EXTRACT TO READ:
[Start of Attachment]

Food Innovation Center

Collaborating for a healthier, hunger-free world.

Center member advises government on new dietary guidelines for Americans

Cheryl Achterberg, professor of human nutrition and inaugural member of the Food Innovation Center at The Ohio State University, has played a major role in new federal recommendations about the proper nutrition Americans need to stay healthy and fit.


 Source: College of Education and Human Ecology. Posted 1-31-2011. http://ehe.osu.edu/news/2011/achterberg-dietary-guidelines.php

The U.S. departments of Agriculture and Health and Human Services unveiled the 2010 Dietary Guidelines Monday, Jan. 31, in Washington, D.C. Achterberg and 12 other prominent medical and scientific researchers were members of the 2010 Dietary Guidelines Advisory Committee, which suggested revisions to the 2005 Dietary Guidelines. 

Cheryl Achterberg"The Dietary Guidelines are the primary policy tool for nutrition recommendations, standards and education in U.S. schools, communities and the public health system," said Achterberg, who is dean of the College of Education and Human Ecology. "They are also key to setting the standard for calculating poverty in the U.S. and serve as a benchmark around the world for translating science to the public.

"It was a high honor to serve both my discipline and the public on the 2010 Dietary Guidelines Advisory Committee."

Achterberg was selected because she has evaluated the impact of behavior on the dietary patterns of populations, including multiethnic, low-income and elderly Americans. She has served on panels for numerous groups, including the World Health Organization, the Institute of Medicine, and the United Nations as an expert in nutrition education and community interventions.

"Dr. Achterberg's work in the behavioral aspect of what people eat exemplifies what's at the core of the field of family and consumer sciences – the integrative nature of addressing basic human needs," said Carolyn W. Jackson, executive director of the American Association of Family and Consumer Sciences (AAFCS).

"Whether it's in how we determine what food we eat, the money we spend, or the way we raise our children, we know that decisions are not made in a vacuum. And FCS professionals provide a systems approach to help people make everyday decisions that impact their quality of life."

Between October 2008 and June 2010, the advisory committee conducted the first evidence-based and most comprehensive review of scientific literature for the Dietary Guidelines to date, Achterberg said.

After considering its report, along with public comment and deliberation in open forums, the Department of Agriculture released final recommendations in January. They are available at www.dietaryguidelines.gov.

[End of Attachment]

PROVIDED RECORDS:

[Start of Attachment]

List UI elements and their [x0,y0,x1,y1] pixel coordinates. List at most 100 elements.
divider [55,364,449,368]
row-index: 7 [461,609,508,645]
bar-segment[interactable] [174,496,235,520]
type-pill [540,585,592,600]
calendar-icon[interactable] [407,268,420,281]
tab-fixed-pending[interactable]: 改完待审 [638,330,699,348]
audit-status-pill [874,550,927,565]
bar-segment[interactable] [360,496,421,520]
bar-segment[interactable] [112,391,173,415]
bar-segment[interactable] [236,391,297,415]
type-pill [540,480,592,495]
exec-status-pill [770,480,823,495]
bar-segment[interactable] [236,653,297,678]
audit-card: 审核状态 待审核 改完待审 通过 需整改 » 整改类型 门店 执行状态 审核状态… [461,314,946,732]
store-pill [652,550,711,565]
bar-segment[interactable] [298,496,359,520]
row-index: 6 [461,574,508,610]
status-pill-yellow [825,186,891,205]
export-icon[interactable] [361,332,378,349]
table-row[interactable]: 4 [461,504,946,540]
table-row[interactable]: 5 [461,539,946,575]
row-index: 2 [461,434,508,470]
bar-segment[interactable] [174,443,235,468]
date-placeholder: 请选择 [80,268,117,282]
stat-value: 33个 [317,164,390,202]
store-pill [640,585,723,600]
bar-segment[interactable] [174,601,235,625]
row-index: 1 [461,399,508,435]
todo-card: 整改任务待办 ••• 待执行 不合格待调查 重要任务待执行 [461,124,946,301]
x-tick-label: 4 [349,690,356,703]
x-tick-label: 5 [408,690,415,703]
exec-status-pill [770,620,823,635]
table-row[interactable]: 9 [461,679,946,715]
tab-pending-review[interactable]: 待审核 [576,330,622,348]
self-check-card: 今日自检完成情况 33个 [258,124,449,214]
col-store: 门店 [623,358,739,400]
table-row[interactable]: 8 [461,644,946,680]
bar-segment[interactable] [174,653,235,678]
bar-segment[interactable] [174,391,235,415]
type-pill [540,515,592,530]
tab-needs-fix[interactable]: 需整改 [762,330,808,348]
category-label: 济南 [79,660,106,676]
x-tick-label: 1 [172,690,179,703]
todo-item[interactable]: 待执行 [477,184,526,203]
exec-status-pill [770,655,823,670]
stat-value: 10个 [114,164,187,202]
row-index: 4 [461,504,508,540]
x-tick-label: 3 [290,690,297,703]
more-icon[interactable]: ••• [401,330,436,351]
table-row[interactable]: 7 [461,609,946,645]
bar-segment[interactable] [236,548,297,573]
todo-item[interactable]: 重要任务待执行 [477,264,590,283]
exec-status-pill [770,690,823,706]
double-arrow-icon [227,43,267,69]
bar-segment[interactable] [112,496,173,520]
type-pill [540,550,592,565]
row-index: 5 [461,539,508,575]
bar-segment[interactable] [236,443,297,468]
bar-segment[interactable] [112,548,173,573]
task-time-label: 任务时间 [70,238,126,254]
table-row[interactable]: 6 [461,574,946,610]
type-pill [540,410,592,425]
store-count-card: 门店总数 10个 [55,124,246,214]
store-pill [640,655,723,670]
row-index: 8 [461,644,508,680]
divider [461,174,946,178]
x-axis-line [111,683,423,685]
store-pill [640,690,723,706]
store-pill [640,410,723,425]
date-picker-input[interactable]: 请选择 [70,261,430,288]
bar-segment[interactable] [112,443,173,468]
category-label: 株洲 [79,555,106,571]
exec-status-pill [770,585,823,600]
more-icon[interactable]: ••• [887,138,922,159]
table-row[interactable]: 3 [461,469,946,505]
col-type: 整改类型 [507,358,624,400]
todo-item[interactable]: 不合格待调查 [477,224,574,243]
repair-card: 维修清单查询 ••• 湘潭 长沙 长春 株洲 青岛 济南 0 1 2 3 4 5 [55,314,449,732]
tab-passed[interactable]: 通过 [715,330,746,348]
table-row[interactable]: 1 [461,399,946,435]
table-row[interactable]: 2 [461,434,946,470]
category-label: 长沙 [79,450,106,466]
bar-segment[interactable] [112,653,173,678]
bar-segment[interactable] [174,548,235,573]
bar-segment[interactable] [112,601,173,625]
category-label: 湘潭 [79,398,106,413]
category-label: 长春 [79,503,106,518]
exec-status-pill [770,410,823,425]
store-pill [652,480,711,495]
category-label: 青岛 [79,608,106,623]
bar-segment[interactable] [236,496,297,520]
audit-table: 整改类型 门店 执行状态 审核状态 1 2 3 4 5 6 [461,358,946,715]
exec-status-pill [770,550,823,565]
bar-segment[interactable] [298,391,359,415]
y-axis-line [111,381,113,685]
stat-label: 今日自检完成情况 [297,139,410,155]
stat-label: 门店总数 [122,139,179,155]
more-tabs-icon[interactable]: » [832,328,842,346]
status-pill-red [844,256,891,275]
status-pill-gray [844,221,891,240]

[End of Attachment]

SET OF TASKS:
a: Check each statement against the dietary guidelines article. Mark each yes or no, and quote the words from the article that decide it.
(i) Achterberg served on the 2010 Dietary Guidelines Advisory Committee alongside 12 other researchers.
(ii) The advisory committee's review of scientific literature ran from October 2008 to June 2011.
(iii) Achterberg is dean of the College of Education and Human Ecology.
b: List every group that the dietary guidelines article names as one Achterberg has served on panels for.
c: Copy word for word from the dietary guidelines article, everything from "Center member advises" down to "healthy and fit.".

PROBLEM SOLUTIONS:
a:
(i) Yes: "Achterberg and 12 other prominent medical and scientific researchers were members of the 2010 Dietary Guidelines Advisory Committee"
(ii) No: "Between October 2008 and June 2010, the advisory committee conducted the first evidence-based and most comprehensive review of scientific literature"
(iii) Yes: "who is dean of the College of Education and Human Ecology"

b:
- The World Health Organization
- The Institute of Medicine
- The United Nations

c:
Center member advises government on new dietary guidelines for Americans

Cheryl Achterberg, professor of human nutrition and inaugural member of the Food Innovation Center at The Ohio State University, has played a major role in new federal recommendations about the proper nutrition Americans need to stay healthy and fit.